(EXERCISE): Gather all lines in the entries below that include the word "text".

(THE RECORDS):

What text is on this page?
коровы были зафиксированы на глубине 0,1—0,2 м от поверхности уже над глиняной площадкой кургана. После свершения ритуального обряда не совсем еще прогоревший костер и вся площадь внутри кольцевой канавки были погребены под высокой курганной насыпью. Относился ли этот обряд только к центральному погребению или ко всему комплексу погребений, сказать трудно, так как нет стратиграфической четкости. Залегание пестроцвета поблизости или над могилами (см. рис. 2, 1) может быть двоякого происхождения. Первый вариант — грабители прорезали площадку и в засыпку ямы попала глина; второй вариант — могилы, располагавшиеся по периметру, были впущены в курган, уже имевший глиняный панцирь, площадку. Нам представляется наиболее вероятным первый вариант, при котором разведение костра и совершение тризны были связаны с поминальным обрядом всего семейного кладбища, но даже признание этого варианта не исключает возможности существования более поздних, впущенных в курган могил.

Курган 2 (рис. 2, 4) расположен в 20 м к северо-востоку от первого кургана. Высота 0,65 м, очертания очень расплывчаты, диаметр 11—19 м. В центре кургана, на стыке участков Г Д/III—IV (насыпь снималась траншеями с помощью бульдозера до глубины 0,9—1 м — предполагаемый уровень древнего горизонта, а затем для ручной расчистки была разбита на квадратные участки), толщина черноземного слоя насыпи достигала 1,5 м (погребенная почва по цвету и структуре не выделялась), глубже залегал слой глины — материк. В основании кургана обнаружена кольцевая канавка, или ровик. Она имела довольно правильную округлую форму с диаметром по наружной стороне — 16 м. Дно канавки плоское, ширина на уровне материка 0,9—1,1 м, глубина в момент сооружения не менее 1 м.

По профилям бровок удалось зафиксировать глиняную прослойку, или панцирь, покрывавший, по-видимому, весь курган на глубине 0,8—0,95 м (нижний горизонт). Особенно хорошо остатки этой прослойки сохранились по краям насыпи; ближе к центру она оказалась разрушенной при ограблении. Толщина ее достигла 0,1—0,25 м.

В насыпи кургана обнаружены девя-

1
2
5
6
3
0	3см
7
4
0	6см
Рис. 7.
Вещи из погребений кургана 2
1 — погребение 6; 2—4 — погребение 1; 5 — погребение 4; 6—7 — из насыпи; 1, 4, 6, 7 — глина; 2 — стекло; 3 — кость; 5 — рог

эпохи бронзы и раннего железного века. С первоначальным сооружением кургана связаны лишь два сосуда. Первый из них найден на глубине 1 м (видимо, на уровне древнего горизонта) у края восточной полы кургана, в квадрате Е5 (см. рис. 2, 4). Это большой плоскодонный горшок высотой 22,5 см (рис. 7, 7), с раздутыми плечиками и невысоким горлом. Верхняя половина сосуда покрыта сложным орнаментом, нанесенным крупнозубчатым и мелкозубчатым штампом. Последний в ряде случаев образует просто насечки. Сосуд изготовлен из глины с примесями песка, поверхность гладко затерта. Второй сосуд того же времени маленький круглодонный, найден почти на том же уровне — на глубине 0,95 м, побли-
==
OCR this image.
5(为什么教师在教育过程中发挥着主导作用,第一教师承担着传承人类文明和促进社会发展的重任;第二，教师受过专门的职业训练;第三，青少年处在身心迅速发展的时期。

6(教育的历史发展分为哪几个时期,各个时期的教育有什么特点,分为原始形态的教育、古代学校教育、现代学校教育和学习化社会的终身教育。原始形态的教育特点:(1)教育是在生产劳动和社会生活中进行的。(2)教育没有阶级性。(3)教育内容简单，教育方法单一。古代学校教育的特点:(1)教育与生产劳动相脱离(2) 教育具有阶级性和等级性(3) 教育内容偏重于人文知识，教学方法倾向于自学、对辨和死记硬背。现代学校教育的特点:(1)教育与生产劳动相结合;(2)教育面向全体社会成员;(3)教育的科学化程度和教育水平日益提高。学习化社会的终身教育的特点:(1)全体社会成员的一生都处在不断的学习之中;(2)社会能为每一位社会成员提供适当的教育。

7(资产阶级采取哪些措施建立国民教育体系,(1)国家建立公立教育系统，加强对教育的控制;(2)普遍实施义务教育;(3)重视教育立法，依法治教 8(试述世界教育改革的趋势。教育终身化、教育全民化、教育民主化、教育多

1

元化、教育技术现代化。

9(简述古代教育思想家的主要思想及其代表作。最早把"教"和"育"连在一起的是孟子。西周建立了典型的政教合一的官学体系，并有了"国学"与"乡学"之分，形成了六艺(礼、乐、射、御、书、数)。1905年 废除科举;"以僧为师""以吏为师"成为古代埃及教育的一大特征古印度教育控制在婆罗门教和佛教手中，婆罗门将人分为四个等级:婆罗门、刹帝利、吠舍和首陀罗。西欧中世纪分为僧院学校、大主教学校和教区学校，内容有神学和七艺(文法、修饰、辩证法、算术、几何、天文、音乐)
* * *
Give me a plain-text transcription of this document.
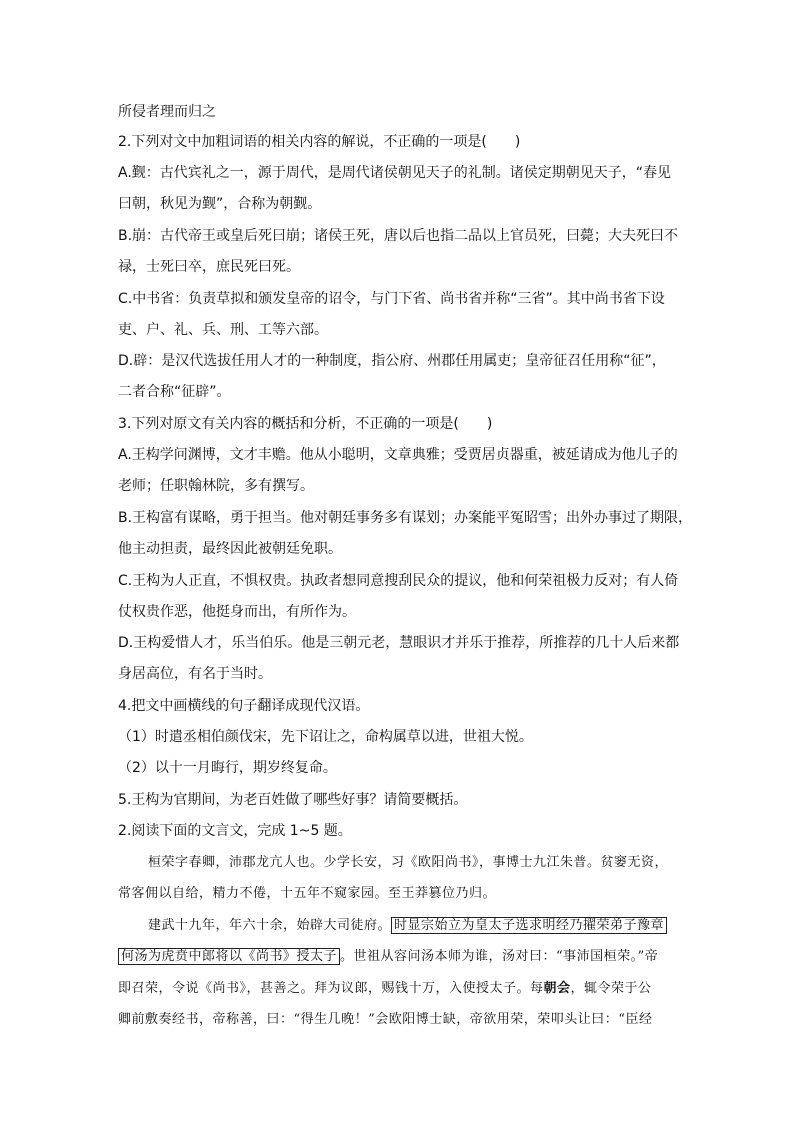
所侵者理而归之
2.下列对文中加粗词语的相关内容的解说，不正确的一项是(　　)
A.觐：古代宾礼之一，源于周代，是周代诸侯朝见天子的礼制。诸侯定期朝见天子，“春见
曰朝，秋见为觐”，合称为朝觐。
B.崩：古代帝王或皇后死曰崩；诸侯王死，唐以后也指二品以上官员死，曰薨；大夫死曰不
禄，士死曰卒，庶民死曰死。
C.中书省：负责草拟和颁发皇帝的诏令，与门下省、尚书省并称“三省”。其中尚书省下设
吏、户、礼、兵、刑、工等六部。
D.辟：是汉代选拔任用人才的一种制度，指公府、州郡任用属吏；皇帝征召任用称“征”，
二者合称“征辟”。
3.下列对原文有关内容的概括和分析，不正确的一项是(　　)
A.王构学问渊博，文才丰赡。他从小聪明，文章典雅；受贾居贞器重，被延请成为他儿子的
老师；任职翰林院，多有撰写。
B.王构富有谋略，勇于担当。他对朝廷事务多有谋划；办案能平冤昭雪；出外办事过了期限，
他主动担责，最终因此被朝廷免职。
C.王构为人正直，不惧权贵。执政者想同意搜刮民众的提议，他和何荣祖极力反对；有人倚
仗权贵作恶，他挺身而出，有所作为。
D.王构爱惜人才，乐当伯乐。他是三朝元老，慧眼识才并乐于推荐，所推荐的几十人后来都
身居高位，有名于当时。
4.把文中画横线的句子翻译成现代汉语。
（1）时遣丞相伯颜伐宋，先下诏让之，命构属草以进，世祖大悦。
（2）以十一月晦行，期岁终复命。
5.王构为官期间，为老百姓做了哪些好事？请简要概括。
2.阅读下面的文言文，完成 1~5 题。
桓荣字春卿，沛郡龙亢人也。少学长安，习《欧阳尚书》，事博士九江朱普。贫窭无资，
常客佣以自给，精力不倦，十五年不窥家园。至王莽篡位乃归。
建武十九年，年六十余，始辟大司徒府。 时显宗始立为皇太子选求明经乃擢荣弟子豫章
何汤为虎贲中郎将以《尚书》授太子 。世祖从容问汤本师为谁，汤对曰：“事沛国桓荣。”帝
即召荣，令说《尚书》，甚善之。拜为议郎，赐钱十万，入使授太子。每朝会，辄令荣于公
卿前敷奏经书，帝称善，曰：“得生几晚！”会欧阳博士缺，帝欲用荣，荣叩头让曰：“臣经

(THE RESULT):
What text is on this page?
Give me a plain-text transcription of this document.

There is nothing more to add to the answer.